● Description of the task
Search the material below for the string "anomaly" and extract each line that has it.

● Provided material
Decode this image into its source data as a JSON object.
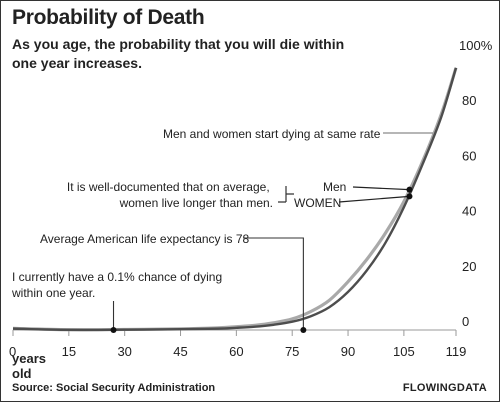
{
  "chart_data": {
    "type": "line",
    "title": "Probability of Death",
    "subtitle": "As you age, the probability that you will die within one year increases.",
    "xlabel": "years old",
    "ylabel": "",
    "xlim": [
      0,
      119
    ],
    "ylim": [
      0,
      100
    ],
    "x_ticks": [
      "0",
      "15",
      "30",
      "45",
      "60",
      "75",
      "90",
      "105",
      "119"
    ],
    "y_ticks": [
      "0",
      "20",
      "40",
      "60",
      "80",
      "100%"
    ],
    "series": [
      {
        "name": "Men",
        "color": "#a9a9a9",
        "x": [
          0,
          15,
          30,
          45,
          55,
          60,
          65,
          70,
          75,
          80,
          85,
          90,
          95,
          100,
          105,
          110,
          115,
          119
        ],
        "y": [
          0.6,
          0.1,
          0.2,
          0.4,
          0.8,
          1.2,
          1.7,
          2.6,
          4.0,
          6.7,
          10.8,
          17.5,
          25.5,
          35.0,
          46.5,
          61.0,
          78.0,
          95.0
        ]
      },
      {
        "name": "WOMEN",
        "color": "#4d4d4d",
        "x": [
          0,
          15,
          30,
          45,
          55,
          60,
          65,
          70,
          75,
          80,
          85,
          90,
          95,
          100,
          105,
          110,
          115,
          119
        ],
        "y": [
          0.5,
          0.05,
          0.1,
          0.3,
          0.5,
          0.8,
          1.2,
          1.9,
          3.0,
          5.0,
          8.3,
          13.8,
          21.5,
          31.5,
          44.5,
          60.0,
          77.0,
          95.0
        ]
      }
    ],
    "annotations": [
      {
        "lines": [
          "Men and women start dying at same rate"
        ]
      },
      {
        "lines": [
          "It is well-documented that on average,",
          "women live longer than men."
        ]
      },
      {
        "lines": [
          "Average American life expectancy is 78"
        ]
      },
      {
        "lines": [
          "I currently have a 0.1% chance of dying",
          "within one year."
        ]
      }
    ],
    "grid": false,
    "legend": "inline-labels"
  },
  "source": "Source: Social Security Administration",
  "brand": "FLOWINGDATA"
}
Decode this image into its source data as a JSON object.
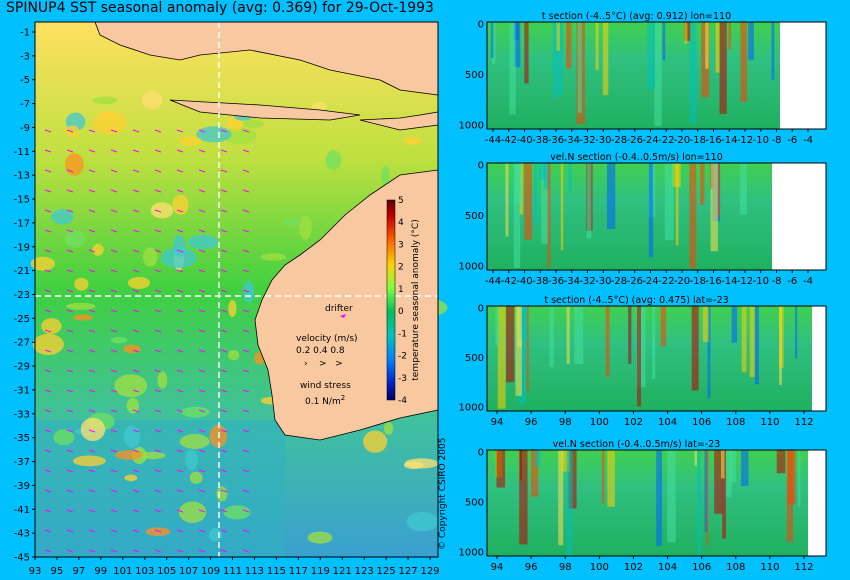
{
  "title": "SPINUP4 SST seasonal anomaly (avg: 0.369) for 29-Oct-1993",
  "copyright": "© Copyright CSIRO 2005",
  "colors": {
    "background": "#00c0ff",
    "land": "#f8c8a0",
    "vector": "#ff00ff",
    "no_data": "#ffffff"
  },
  "map": {
    "lon_ticks": [
      "93",
      "95",
      "97",
      "99",
      "101",
      "103",
      "105",
      "107",
      "109",
      "111",
      "113",
      "115",
      "117",
      "119",
      "121",
      "123",
      "125",
      "127",
      "129"
    ],
    "lat_ticks": [
      "-1",
      "-3",
      "-5",
      "-7",
      "-9",
      "-11",
      "-13",
      "-15",
      "-17",
      "-19",
      "-21",
      "-23",
      "-25",
      "-27",
      "-29",
      "-31",
      "-33",
      "-35",
      "-37",
      "-39",
      "-41",
      "-43",
      "-45"
    ],
    "section_lon": 110,
    "section_lat": -23,
    "colorbar": {
      "label": "temperature seasonal anomaly (°C)",
      "ticks": [
        "5",
        "4",
        "3",
        "2",
        "1",
        "0",
        "-1",
        "-2",
        "-3",
        "-4"
      ],
      "range": [
        -4,
        5
      ]
    },
    "legend": {
      "drifter_label": "drifter",
      "velocity_label": "velocity (m/s)",
      "velocity_values": "0.2 0.4 0.8",
      "wind_label": "wind stress",
      "wind_value": "0.1 N/m",
      "wind_exp": "2"
    }
  },
  "chart_data": [
    {
      "type": "heatmap",
      "title": "t section (-4..5°C) (avg: 0.912) lon=110",
      "x_ticks": [
        "-44",
        "-42",
        "-40",
        "-38",
        "-36",
        "-34",
        "-32",
        "-30",
        "-28",
        "-26",
        "-24",
        "-22",
        "-20",
        "-18",
        "-16",
        "-14",
        "-12",
        "-10",
        "-8",
        "-6",
        "-4"
      ],
      "y_ticks": [
        "0",
        "500",
        "1000"
      ]
    },
    {
      "type": "heatmap",
      "title": "vel.N section (-0.4..0.5m/s) lon=110",
      "x_ticks": [
        "-44",
        "-42",
        "-40",
        "-38",
        "-36",
        "-34",
        "-32",
        "-30",
        "-28",
        "-26",
        "-24",
        "-22",
        "-20",
        "-18",
        "-16",
        "-14",
        "-12",
        "-10",
        "-8",
        "-6",
        "-4"
      ],
      "y_ticks": [
        "0",
        "500",
        "1000"
      ]
    },
    {
      "type": "heatmap",
      "title": "t section (-4..5°C) (avg: 0.475) lat=-23",
      "x_ticks": [
        "94",
        "96",
        "98",
        "100",
        "102",
        "104",
        "106",
        "108",
        "110",
        "112"
      ],
      "y_ticks": [
        "0",
        "500",
        "1000"
      ]
    },
    {
      "type": "heatmap",
      "title": "vel.N section (-0.4..0.5m/s) lat=-23",
      "x_ticks": [
        "94",
        "96",
        "98",
        "100",
        "102",
        "104",
        "106",
        "108",
        "110",
        "112"
      ],
      "y_ticks": [
        "0",
        "500",
        "1000"
      ]
    }
  ]
}
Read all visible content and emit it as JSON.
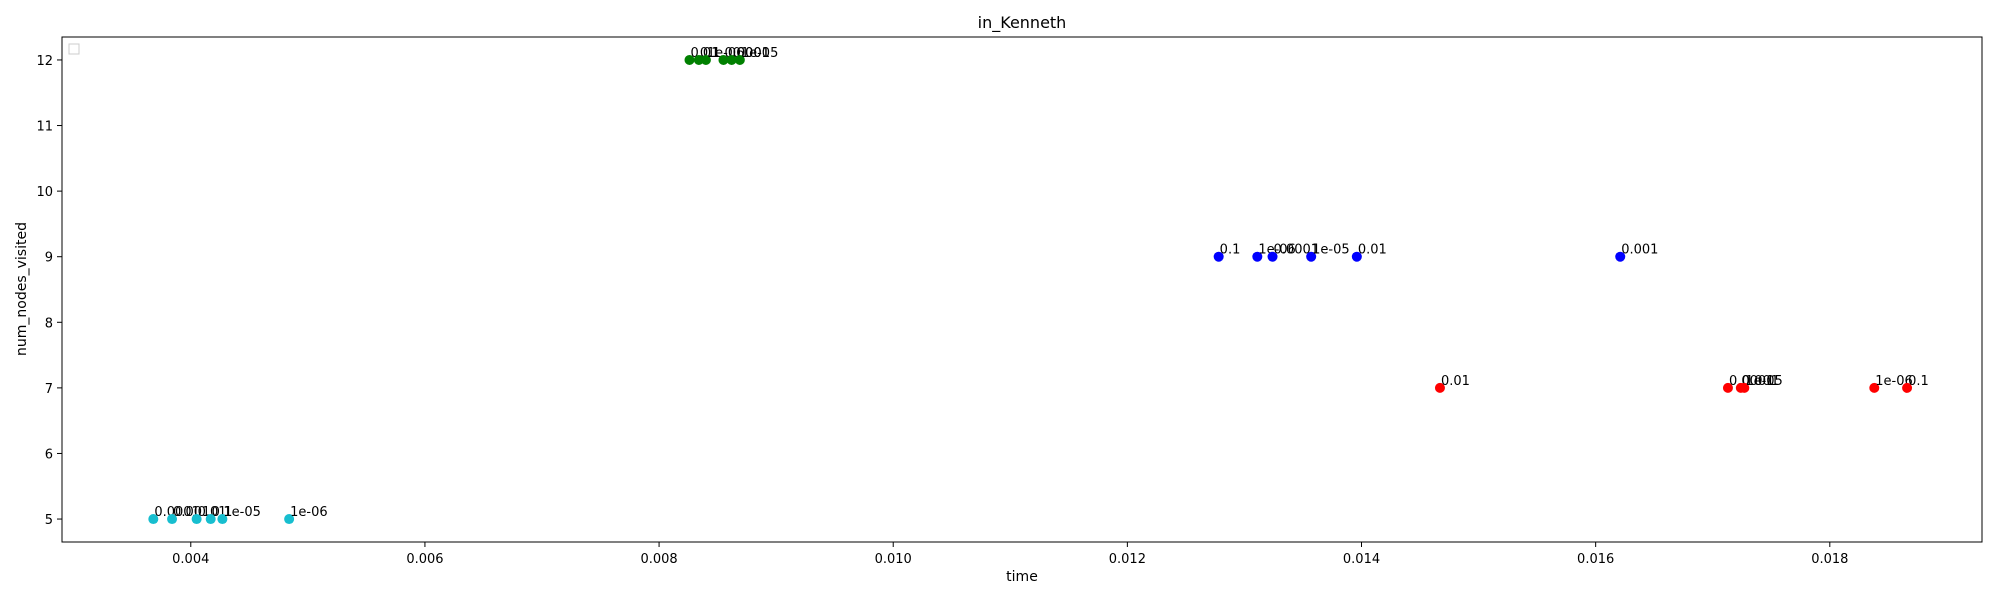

● Task answer
  "title": "SPINUP4 SST seasonal anomaly (avg: 0.369) for 29-Oct-1993",
      "label": "temperature seasonal anomaly (°C)",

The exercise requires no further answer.